List each line of the data that holds the word "Inter".

Material >>
* * *

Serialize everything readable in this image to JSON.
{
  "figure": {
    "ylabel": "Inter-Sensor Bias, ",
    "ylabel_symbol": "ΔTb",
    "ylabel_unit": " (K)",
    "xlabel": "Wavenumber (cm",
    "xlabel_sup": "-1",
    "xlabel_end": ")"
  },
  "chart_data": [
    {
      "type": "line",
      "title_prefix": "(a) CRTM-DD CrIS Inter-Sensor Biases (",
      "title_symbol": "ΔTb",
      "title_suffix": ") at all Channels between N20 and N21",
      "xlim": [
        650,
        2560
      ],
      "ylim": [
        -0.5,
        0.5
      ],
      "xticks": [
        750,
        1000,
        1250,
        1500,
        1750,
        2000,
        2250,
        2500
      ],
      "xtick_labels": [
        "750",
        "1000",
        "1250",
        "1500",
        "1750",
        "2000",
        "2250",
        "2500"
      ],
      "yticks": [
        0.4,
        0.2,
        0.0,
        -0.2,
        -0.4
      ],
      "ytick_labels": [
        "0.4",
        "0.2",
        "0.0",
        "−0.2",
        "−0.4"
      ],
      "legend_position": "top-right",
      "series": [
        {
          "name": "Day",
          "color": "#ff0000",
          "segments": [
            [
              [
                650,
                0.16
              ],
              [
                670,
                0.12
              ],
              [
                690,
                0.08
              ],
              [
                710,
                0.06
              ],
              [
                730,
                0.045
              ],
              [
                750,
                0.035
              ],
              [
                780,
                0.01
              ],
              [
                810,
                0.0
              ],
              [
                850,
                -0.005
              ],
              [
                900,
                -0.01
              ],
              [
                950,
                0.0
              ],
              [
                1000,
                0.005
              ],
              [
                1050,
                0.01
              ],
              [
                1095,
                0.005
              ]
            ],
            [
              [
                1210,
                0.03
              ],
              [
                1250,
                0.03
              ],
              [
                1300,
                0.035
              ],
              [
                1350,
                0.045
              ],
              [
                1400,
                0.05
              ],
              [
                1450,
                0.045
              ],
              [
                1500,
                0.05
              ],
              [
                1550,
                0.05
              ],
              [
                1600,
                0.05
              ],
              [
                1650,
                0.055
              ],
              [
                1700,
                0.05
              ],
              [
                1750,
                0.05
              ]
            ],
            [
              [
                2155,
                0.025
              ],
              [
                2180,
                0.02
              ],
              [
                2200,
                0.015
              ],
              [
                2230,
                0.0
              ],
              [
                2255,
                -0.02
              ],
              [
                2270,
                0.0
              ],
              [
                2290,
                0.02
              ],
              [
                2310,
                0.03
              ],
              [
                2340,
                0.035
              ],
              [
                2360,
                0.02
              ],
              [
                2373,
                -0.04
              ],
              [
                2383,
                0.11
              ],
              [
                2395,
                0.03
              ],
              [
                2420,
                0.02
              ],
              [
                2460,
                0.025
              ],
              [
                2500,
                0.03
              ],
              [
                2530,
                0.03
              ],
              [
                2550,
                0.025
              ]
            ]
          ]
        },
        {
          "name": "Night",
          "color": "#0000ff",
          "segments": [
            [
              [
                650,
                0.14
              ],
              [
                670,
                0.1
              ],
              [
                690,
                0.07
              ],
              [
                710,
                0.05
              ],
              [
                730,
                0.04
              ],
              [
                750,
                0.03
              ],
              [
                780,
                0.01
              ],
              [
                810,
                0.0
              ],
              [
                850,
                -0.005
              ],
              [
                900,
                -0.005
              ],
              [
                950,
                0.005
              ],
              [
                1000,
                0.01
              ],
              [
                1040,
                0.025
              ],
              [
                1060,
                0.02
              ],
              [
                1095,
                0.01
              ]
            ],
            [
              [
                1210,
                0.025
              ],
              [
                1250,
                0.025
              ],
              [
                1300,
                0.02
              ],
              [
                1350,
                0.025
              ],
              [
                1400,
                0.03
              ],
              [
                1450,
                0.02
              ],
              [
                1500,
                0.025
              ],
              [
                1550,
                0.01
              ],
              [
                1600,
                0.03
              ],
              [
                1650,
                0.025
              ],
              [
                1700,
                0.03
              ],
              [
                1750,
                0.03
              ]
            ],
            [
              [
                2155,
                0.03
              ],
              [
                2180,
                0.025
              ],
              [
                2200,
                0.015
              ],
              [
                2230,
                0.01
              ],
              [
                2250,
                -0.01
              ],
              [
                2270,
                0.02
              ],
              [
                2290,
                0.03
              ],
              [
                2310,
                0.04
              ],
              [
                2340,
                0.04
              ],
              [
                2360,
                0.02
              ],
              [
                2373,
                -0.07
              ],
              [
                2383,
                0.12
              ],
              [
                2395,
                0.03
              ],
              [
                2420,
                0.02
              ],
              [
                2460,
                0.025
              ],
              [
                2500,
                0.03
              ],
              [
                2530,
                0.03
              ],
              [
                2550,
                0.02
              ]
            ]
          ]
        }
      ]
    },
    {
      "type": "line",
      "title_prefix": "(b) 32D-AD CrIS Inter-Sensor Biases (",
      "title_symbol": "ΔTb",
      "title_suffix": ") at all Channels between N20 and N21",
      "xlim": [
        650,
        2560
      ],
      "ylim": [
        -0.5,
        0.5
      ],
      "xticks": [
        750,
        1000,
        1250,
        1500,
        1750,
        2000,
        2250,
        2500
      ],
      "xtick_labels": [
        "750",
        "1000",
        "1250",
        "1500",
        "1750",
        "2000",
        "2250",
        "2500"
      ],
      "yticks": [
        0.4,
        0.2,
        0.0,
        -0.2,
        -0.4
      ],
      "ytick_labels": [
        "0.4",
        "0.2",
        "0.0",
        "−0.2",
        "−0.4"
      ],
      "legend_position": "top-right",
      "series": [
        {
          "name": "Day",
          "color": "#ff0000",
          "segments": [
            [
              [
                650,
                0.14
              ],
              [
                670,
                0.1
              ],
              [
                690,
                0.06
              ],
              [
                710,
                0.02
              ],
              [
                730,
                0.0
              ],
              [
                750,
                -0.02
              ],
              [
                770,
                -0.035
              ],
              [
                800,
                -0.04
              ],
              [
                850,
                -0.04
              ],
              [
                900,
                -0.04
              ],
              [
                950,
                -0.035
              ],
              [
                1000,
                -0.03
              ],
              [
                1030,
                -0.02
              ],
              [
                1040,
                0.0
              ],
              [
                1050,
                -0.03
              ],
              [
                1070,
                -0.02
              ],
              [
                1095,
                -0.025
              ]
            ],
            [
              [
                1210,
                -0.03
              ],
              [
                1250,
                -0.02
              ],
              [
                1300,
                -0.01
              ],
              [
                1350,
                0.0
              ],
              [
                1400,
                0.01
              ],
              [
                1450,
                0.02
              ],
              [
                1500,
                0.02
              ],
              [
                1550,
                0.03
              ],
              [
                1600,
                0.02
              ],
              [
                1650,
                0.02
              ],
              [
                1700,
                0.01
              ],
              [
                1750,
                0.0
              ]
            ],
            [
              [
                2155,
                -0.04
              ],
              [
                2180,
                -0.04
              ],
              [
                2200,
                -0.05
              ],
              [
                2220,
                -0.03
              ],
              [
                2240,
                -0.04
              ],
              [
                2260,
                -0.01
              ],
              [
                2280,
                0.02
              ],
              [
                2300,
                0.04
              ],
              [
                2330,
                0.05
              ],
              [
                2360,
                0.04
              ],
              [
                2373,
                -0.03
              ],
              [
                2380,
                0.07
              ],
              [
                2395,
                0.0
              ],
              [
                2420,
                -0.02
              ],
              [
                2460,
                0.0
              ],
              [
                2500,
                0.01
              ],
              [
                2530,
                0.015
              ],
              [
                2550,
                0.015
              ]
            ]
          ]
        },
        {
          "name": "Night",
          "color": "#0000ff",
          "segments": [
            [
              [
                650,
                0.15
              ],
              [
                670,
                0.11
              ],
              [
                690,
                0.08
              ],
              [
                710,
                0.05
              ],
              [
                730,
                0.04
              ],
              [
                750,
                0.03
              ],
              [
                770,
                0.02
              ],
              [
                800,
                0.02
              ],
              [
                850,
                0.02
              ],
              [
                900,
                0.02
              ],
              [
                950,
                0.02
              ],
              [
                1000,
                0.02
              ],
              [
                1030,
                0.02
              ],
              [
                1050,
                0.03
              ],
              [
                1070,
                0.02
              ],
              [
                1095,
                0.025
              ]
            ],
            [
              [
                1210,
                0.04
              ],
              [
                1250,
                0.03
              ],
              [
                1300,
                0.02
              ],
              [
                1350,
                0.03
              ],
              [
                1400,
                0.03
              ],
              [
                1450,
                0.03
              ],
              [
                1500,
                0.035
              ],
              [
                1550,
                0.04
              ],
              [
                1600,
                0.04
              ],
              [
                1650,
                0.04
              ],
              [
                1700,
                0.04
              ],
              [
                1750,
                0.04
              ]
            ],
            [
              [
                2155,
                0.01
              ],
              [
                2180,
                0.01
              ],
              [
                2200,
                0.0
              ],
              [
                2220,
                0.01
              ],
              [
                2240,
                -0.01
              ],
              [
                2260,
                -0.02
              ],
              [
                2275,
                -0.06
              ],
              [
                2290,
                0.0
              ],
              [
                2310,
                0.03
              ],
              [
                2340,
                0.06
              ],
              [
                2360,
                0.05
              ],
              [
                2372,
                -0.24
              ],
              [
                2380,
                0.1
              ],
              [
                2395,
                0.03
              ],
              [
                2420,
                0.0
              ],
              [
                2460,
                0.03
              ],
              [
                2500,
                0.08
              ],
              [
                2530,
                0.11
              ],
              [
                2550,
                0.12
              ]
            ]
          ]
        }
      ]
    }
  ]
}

* * *

The completed task >>
    "ylabel": "Inter-Sensor Bias, ",
      "title_prefix": "(a) CRTM-DD CrIS Inter-Sensor Biases (",
      "title_prefix": "(b) 32D-AD CrIS Inter-Sensor Biases (",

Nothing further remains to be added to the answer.